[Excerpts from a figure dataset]
— start —
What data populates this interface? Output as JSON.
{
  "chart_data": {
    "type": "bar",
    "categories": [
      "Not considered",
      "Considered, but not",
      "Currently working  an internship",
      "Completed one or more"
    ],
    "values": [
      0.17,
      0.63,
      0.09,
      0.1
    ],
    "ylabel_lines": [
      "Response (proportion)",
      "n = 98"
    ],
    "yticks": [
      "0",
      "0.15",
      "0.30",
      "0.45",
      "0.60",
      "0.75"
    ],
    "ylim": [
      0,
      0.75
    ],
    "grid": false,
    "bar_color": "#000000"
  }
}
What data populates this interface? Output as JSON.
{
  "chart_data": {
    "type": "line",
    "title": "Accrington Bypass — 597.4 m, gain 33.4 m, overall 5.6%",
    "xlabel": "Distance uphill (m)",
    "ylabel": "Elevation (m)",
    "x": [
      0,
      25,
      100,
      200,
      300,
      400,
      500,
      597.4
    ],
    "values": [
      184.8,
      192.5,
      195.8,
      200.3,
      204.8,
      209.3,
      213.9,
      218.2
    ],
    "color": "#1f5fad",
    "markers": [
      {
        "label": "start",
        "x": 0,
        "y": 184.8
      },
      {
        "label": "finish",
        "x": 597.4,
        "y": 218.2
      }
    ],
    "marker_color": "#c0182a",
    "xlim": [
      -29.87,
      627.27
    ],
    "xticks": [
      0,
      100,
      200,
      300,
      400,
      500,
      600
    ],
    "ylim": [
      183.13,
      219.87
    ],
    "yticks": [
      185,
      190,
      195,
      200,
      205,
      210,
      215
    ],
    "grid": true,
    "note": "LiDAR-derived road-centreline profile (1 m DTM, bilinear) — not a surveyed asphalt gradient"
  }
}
— end —
● **What the exercise asks**
Write the listing out again, exactly as shown above.

● **Answer to this task**
What data populates this interface? Output as JSON.
{
  "chart_data": {
    "type": "bar",
    "categories": [
      "Not considered",
      "Considered, but not",
      "Currently working  an internship",
      "Completed one or more"
    ],
    "values": [
      0.17,
      0.63,
      0.09,
      0.1
    ],
    "ylabel_lines": [
      "Response (proportion)",
      "n = 98"
    ],
    "yticks": [
      "0",
      "0.15",
      "0.30",
      "0.45",
      "0.60",
      "0.75"
    ],
    "ylim": [
      0,
      0.75
    ],
    "grid": false,
    "bar_color": "#000000"
  }
}
What data populates this interface? Output as JSON.
{
  "chart_data": {
    "type": "line",
    "title": "Accrington Bypass — 597.4 m, gain 33.4 m, overall 5.6%",
    "xlabel": "Distance uphill (m)",
    "ylabel": "Elevation (m)",
    "x": [
      0,
      25,
      100,
      200,
      300,
      400,
      500,
      597.4
    ],
    "values": [
      184.8,
      192.5,
      195.8,
      200.3,
      204.8,
      209.3,
      213.9,
      218.2
    ],
    "color": "#1f5fad",
    "markers": [
      {
        "label": "start",
        "x": 0,
        "y": 184.8
      },
      {
        "label": "finish",
        "x": 597.4,
        "y": 218.2
      }
    ],
    "marker_color": "#c0182a",
    "xlim": [
      -29.87,
      627.27
    ],
    "xticks": [
      0,
      100,
      200,
      300,
      400,
      500,
      600
    ],
    "ylim": [
      183.13,
      219.87
    ],
    "yticks": [
      185,
      190,
      195,
      200,
      205,
      210,
      215
    ],
    "grid": true,
    "note": "LiDAR-derived road-centreline profile (1 m DTM, bilinear) — not a surveyed asphalt gradient"
  }
}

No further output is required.